Data entries
● ● ● ●

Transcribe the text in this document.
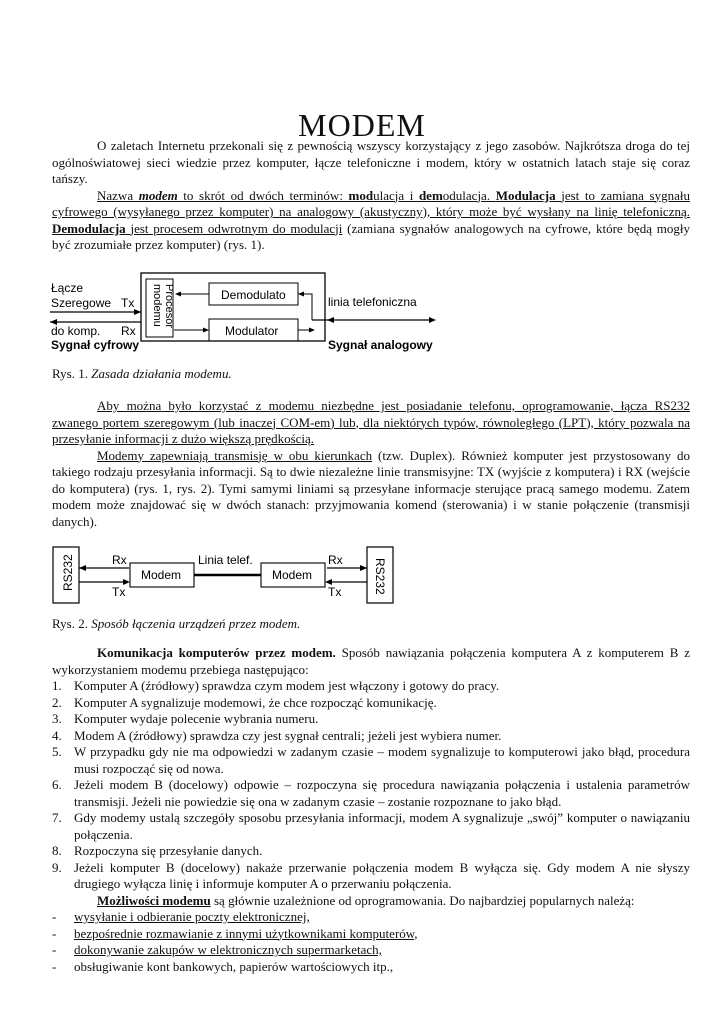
MODEM

O zaletach Internetu przekonali się z pewnością wszyscy korzystający z jego zasobów. Najkrótsza droga do tej ogólnoświatowej sieci wiedzie przez komputer, łącze telefoniczne i modem, który w ostatnich latach staje się coraz tańszy.

Nazwa modem to skrót od dwóch terminów: modulacja i demodulacja. Modulacja jest to zamiana sygnału cyfrowego (wysyłanego przez komputer) na analogowy (akustyczny), który może być wysłany na linię telefoniczną. Demodulacja jest procesem odwrotnym do modulacji (zamiana sygnałów analogowych na cyfrowe, które będą mogły być zrozumiałe przez komputer) (rys. 1).

Łącze
Szeregowe Tx
do komp. Rx
Sygnał cyfrowy
Procesormodemu	Demodulato
Modulator
linia telefoniczna
Sygnał analogowy
Rys. 1. Zasada działania modemu.

Aby można było korzystać z modemu niezbędne jest posiadanie telefonu, oprogramowanie, łącza RS232 zwanego portem szeregowym (lub inaczej COM-em) lub, dla niektórych typów, równoległego (LPT), który pozwala na przesyłanie informacji z dużo większą prędkością.

Modemy zapewniają transmisję w obu kierunkach (tzw. Duplex). Również komputer jest przystosowany do takiego rodzaju przesyłania informacji. Są to dwie niezależne linie transmisyjne: TX (wyjście z komputera) i RX (wejście do komputera) (rys. 1, rys. 2). Tymi samymi liniami są przesyłane informacje sterujące pracą samego modemu. Zatem modem może znajdować się w dwóch stanach: przyjmowania komend (sterowania) i w stanie połączenie (transmisji danych).

RS232	Rx
Tx
Modem
Linia telef.
Modem
Rx
Tx	RS232
Rys. 2. Sposób łączenia urządzeń przez modem.

Komunikacja komputerów przez modem. Sposób nawiązania połączenia komputera A z komputerem B z wykorzystaniem modemu przebiega następująco:

1. Komputer A (źródłowy) sprawdza czym modem jest włączony i gotowy do pracy.
2. Komputer A sygnalizuje modemowi, że chce rozpocząć komunikację.
3. Komputer wydaje polecenie wybrania numeru.
4. Modem A (źródłowy) sprawdza czy jest sygnał centrali; jeżeli jest wybiera numer.
5. W przypadku gdy nie ma odpowiedzi w zadanym czasie – modem sygnalizuje to komputerowi jako błąd, procedura musi rozpocząć się od nowa.
6. Jeżeli modem B (docelowy) odpowie – rozpoczyna się procedura nawiązania połączenia i ustalenia parametrów transmisji. Jeżeli nie powiedzie się ona w zadanym czasie – zostanie rozpoznane to jako błąd.
7. Gdy modemy ustalą szczegóły sposobu przesyłania informacji, modem A sygnalizuje „swój” komputer o nawiązaniu połączenia.
8. Rozpoczyna się przesyłanie danych.
9. Jeżeli komputer B (docelowy) nakaże przerwanie połączenia modem B wyłącza się. Gdy modem A nie słyszy drugiego wyłącza linię i informuje komputer A o przerwaniu połączenia.

Możliwości modemu są głównie uzależnione od oprogramowania. Do najbardziej popularnych należą:

- wysyłanie i odbieranie poczty elektronicznej,
- bezpośrednie rozmawianie z innymi użytkownikami komputerów,
- dokonywanie zakupów w elektronicznych supermarketach,
- obsługiwanie kont bankowych, papierów wartościowych itp.,
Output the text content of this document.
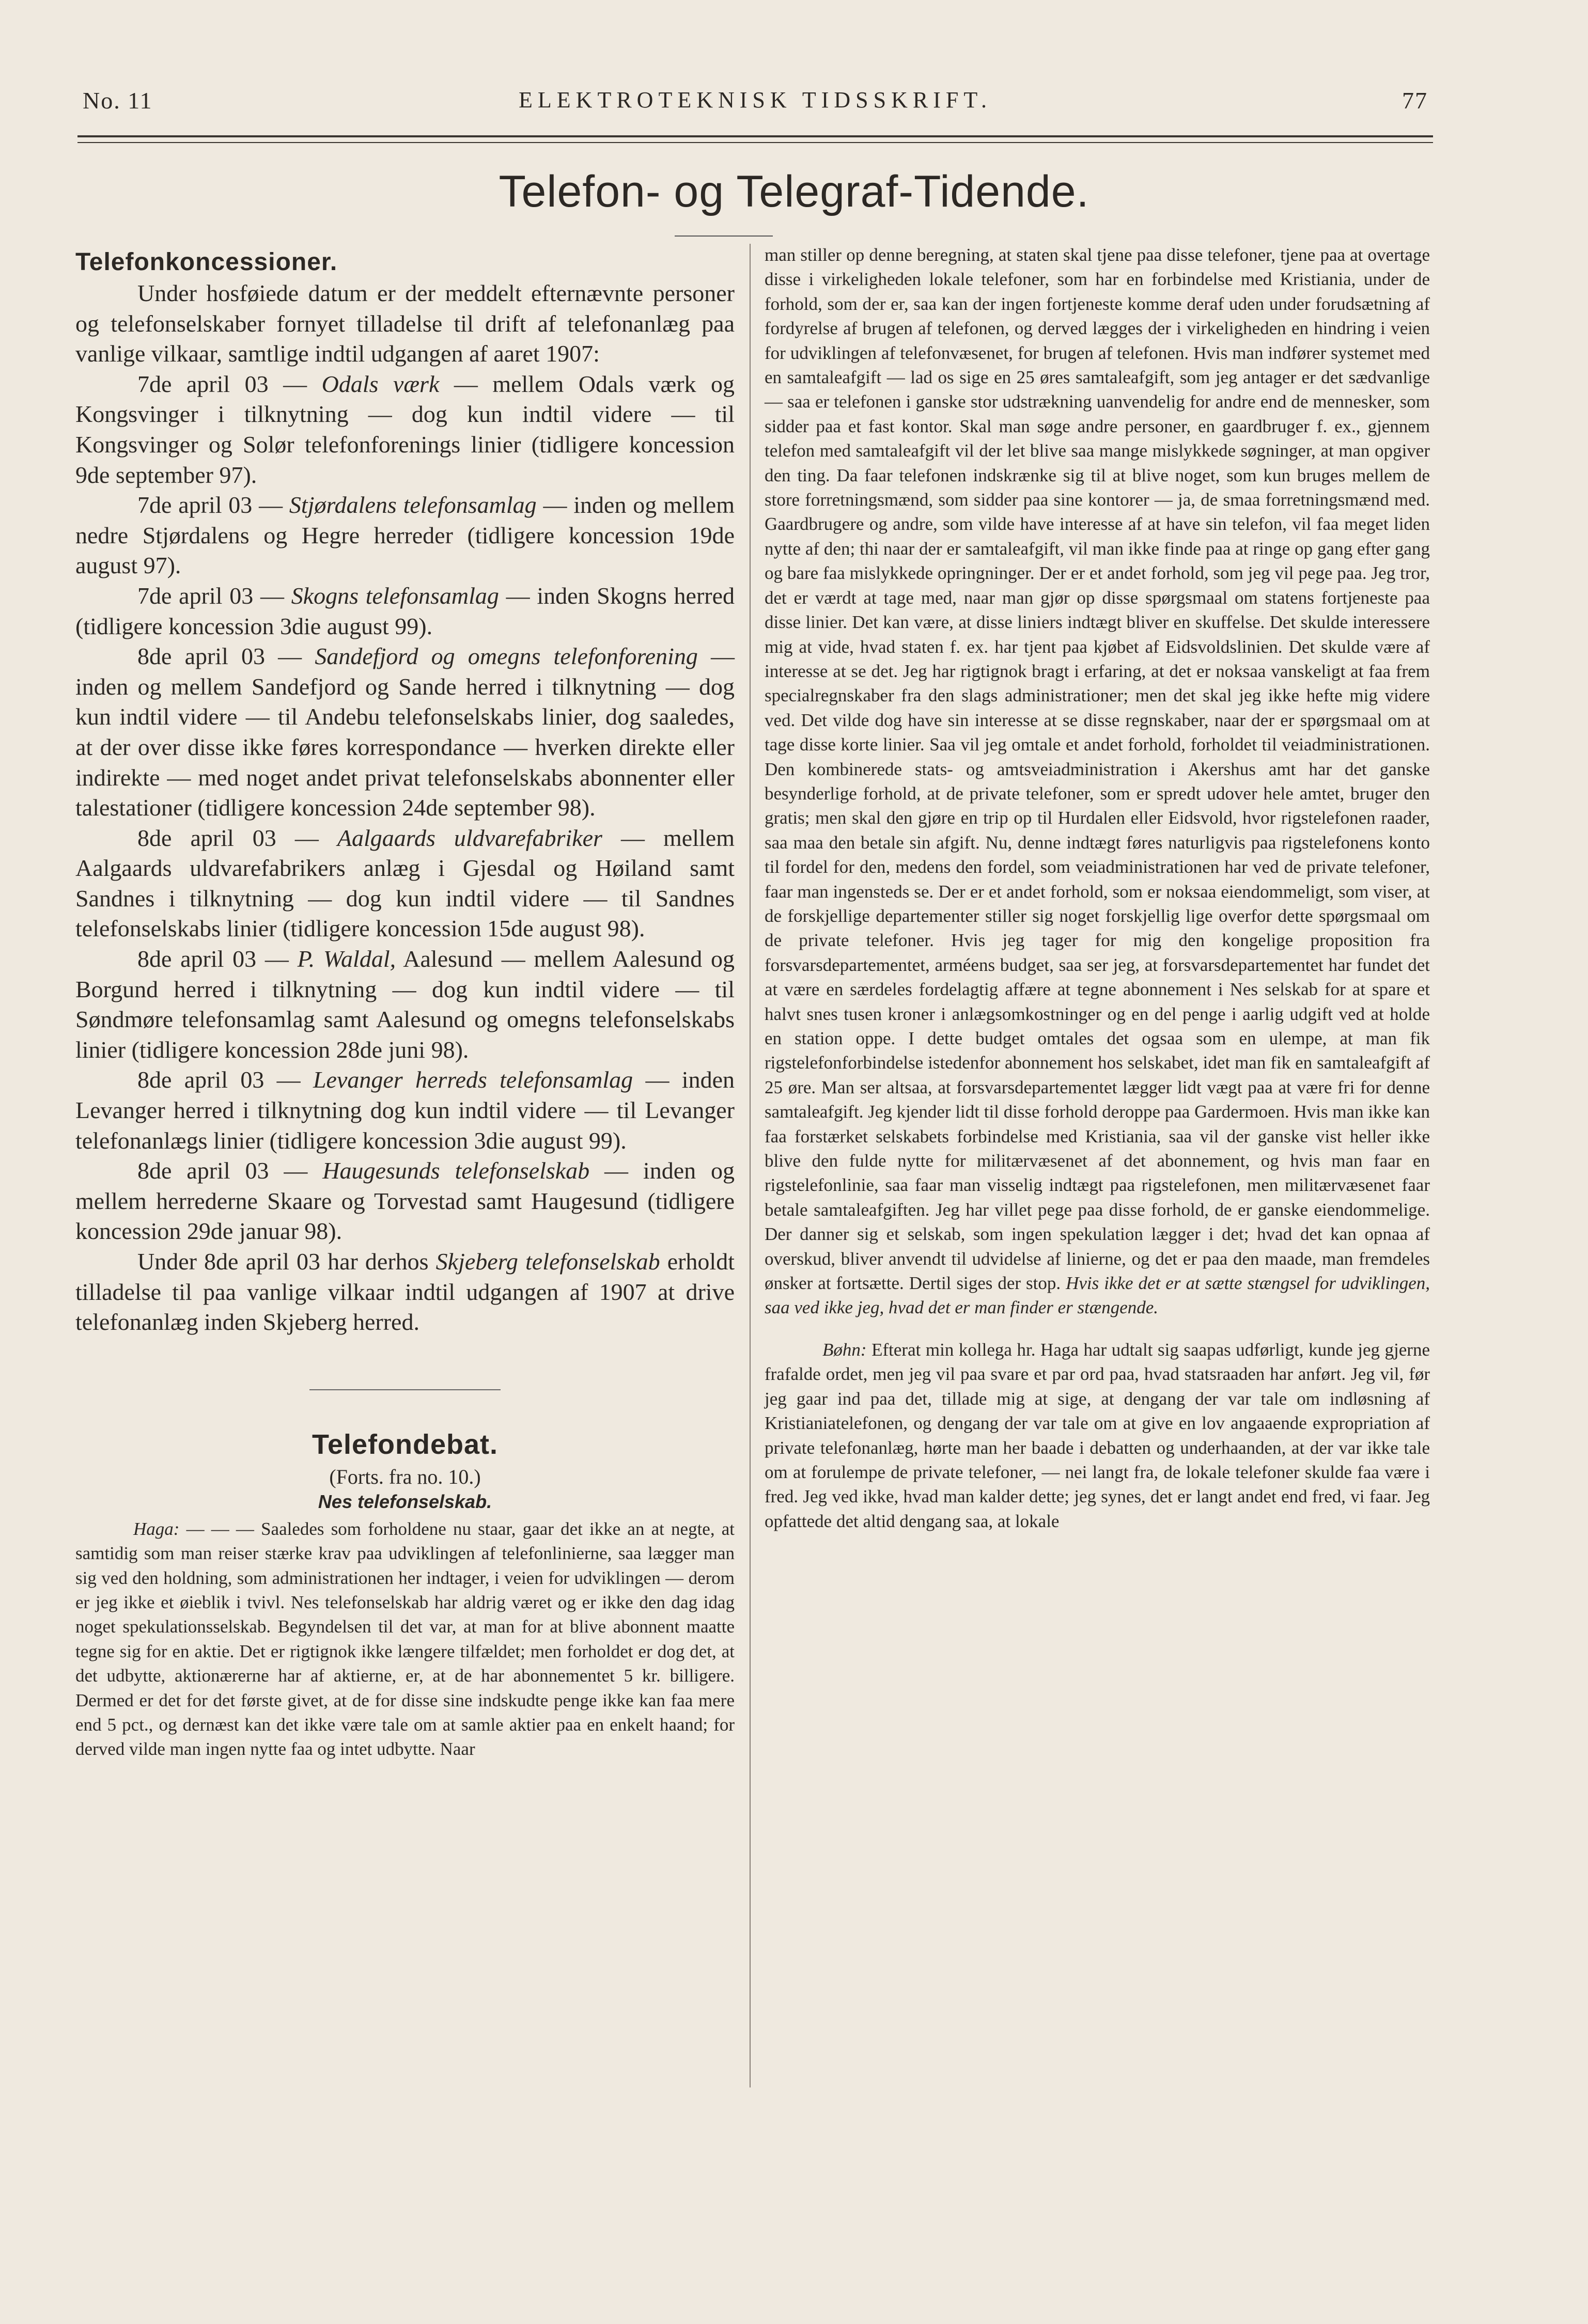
ELEKTROTEKNISK TIDSSKRIFT.
No. 11	77
Telefon- og Telegraf-Tidende.
Telefonkoncessioner.

Under hosføiede datum er der meddelt efternævnte personer og telefonselskaber fornyet tilladelse til drift af telefonanlæg paa vanlige vilkaar, samtlige indtil udgangen af aaret 1907:

7de april 03 — Odals værk — mellem Odals værk og Kongsvinger i tilknytning — dog kun indtil videre — til Kongsvinger og Solør telefonforenings linier (tidligere koncession 9de september 97).

7de april 03 — Stjørdalens telefonsamlag — inden og mellem nedre Stjørdalens og Hegre herreder (tidligere koncession 19de august 97).

7de april 03 — Skogns telefonsamlag — inden Skogns herred (tidligere koncession 3die august 99).

8de april 03 — Sandefjord og omegns telefonforening — inden og mellem Sandefjord og Sande herred i tilknytning — dog kun indtil videre — til Andebu telefonselskabs linier, dog saaledes, at der over disse ikke føres korrespondance — hverken direkte eller indirekte — med noget andet privat telefonselskabs abonnenter eller talestationer (tidligere koncession 24de september 98).

8de april 03 — Aalgaards uldvarefabriker — mellem Aalgaards uldvarefabrikers anlæg i Gjesdal og Høiland samt Sandnes i tilknytning — dog kun indtil videre — til Sandnes telefonselskabs linier (tidligere koncession 15de august 98).

8de april 03 — P. Waldal, Aalesund — mellem Aalesund og Borgund herred i tilknytning — dog kun indtil videre — til Søndmøre telefonsamlag samt Aalesund og omegns telefonselskabs linier (tidligere koncession 28de juni 98).

8de april 03 — Levanger herreds telefonsamlag — inden Levanger herred i tilknytning dog kun indtil videre — til Levanger telefonanlægs linier (tidligere koncession 3die august 99).

8de april 03 — Haugesunds telefonselskab — inden og mellem herrederne Skaare og Torvestad samt Haugesund (tidligere koncession 29de januar 98).

Under 8de april 03 har derhos Skjeberg telefonselskab erholdt tilladelse til paa vanlige vilkaar indtil udgangen af 1907 at drive telefonanlæg inden Skjeberg herred.

Telefondebat.
(Forts. fra no. 10.)
Nes telefonselskab.

Haga: — — — Saaledes som forholdene nu staar, gaar det ikke an at negte, at samtidig som man reiser stærke krav paa udviklingen af telefonlinierne, saa lægger man sig ved den holdning, som administrationen her indtager, i veien for udviklingen — derom er jeg ikke et øieblik i tvivl. Nes telefonselskab har aldrig været og er ikke den dag idag noget spekulationsselskab. Begyndelsen til det var, at man for at blive abonnent maatte tegne sig for en aktie. Det er rigtignok ikke længere tilfældet; men forholdet er dog det, at det udbytte, aktionærerne har af aktierne, er, at de har abonnementet 5 kr. billigere. Dermed er det for det første givet, at de for disse sine indskudte penge ikke kan faa mere end 5 pct., og dernæst kan det ikke være tale om at samle aktier paa en enkelt haand; for derved vilde man ingen nytte faa og intet udbytte. Naar

man stiller op denne beregning, at staten skal tjene paa disse telefoner, tjene paa at overtage disse i virkeligheden lokale telefoner, som har en forbindelse med Kristiania, under de forhold, som der er, saa kan der ingen fortjeneste komme deraf uden under forudsætning af fordyrelse af brugen af telefonen, og derved lægges der i virkeligheden en hindring i veien for udviklingen af telefonvæsenet, for brugen af telefonen. Hvis man indfører systemet med en samtaleafgift — lad os sige en 25 øres samtaleafgift, som jeg antager er det sædvanlige — saa er telefonen i ganske stor udstrækning uanvendelig for andre end de mennesker, som sidder paa et fast kontor. Skal man søge andre personer, en gaardbruger f. ex., gjennem telefon med samtaleafgift vil der let blive saa mange mislykkede søgninger, at man opgiver den ting. Da faar telefonen indskrænke sig til at blive noget, som kun bruges mellem de store forretningsmænd, som sidder paa sine kontorer — ja, de smaa forretningsmænd med. Gaardbrugere og andre, som vilde have interesse af at have sin telefon, vil faa meget liden nytte af den; thi naar der er samtaleafgift, vil man ikke finde paa at ringe op gang efter gang og bare faa mislykkede opringninger. Der er et andet forhold, som jeg vil pege paa. Jeg tror, det er værdt at tage med, naar man gjør op disse spørgsmaal om statens fortjeneste paa disse linier. Det kan være, at disse liniers indtægt bliver en skuffelse. Det skulde interessere mig at vide, hvad staten f. ex. har tjent paa kjøbet af Eidsvoldslinien. Det skulde være af interesse at se det. Jeg har rigtignok bragt i erfaring, at det er noksaa vanskeligt at faa frem specialregnskaber fra den slags administrationer; men det skal jeg ikke hefte mig videre ved. Det vilde dog have sin interesse at se disse regnskaber, naar der er spørgsmaal om at tage disse korte linier. Saa vil jeg omtale et andet forhold, forholdet til veiadministrationen. Den kombinerede stats- og amtsveiadministration i Akershus amt har det ganske besynderlige forhold, at de private telefoner, som er spredt udover hele amtet, bruger den gratis; men skal den gjøre en trip op til Hurdalen eller Eidsvold, hvor rigstelefonen raader, saa maa den betale sin afgift. Nu, denne indtægt føres naturligvis paa rigstelefonens konto til fordel for den, medens den fordel, som veiadministrationen har ved de private telefoner, faar man ingensteds se. Der er et andet forhold, som er noksaa eiendommeligt, som viser, at de forskjellige departementer stiller sig noget forskjellig lige overfor dette spørgsmaal om de private telefoner. Hvis jeg tager for mig den kongelige proposition fra forsvarsdepartementet, arméens budget, saa ser jeg, at forsvarsdepartementet har fundet det at være en særdeles fordelagtig affære at tegne abonnement i Nes selskab for at spare et halvt snes tusen kroner i anlægsomkostninger og en del penge i aarlig udgift ved at holde en station oppe. I dette budget omtales det ogsaa som en ulempe, at man fik rigstelefonforbindelse istedenfor abonnement hos selskabet, idet man fik en samtaleafgift af 25 øre. Man ser altsaa, at forsvarsdepartementet lægger lidt vægt paa at være fri for denne samtaleafgift. Jeg kjender lidt til disse forhold deroppe paa Gardermoen. Hvis man ikke kan faa forstærket selskabets forbindelse med Kristiania, saa vil der ganske vist heller ikke blive den fulde nytte for militærvæsenet af det abonnement, og hvis man faar en rigstelefonlinie, saa faar man visselig indtægt paa rigstelefonen, men militærvæsenet faar betale samtaleafgiften. Jeg har villet pege paa disse forhold, de er ganske eiendommelige. Der danner sig et selskab, som ingen spekulation lægger i det; hvad det kan opnaa af overskud, bliver anvendt til udvidelse af linierne, og det er paa den maade, man fremdeles ønsker at fortsætte. Dertil siges der stop. Hvis ikke det er at sætte stængsel for udviklingen, saa ved ikke jeg, hvad det er man finder er stængende.

Bøhn: Efterat min kollega hr. Haga har udtalt sig saapas udførligt, kunde jeg gjerne frafalde ordet, men jeg vil paa svare et par ord paa, hvad statsraaden har anført. Jeg vil, før jeg gaar ind paa det, tillade mig at sige, at dengang der var tale om indløsning af Kristianiatelefonen, og dengang der var tale om at give en lov angaaende expropriation af private telefonanlæg, hørte man her baade i debatten og underhaanden, at der var ikke tale om at forulempe de private telefoner, — nei langt fra, de lokale telefoner skulde faa være i fred. Jeg ved ikke, hvad man kalder dette; jeg synes, det er langt andet end fred, vi faar. Jeg opfattede det altid dengang saa, at lokale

● ● ● ●

» Exercise instructions: Tally the lines of the records holding the word "analogowy", then give only the resulting number.

» Solved exercise: 2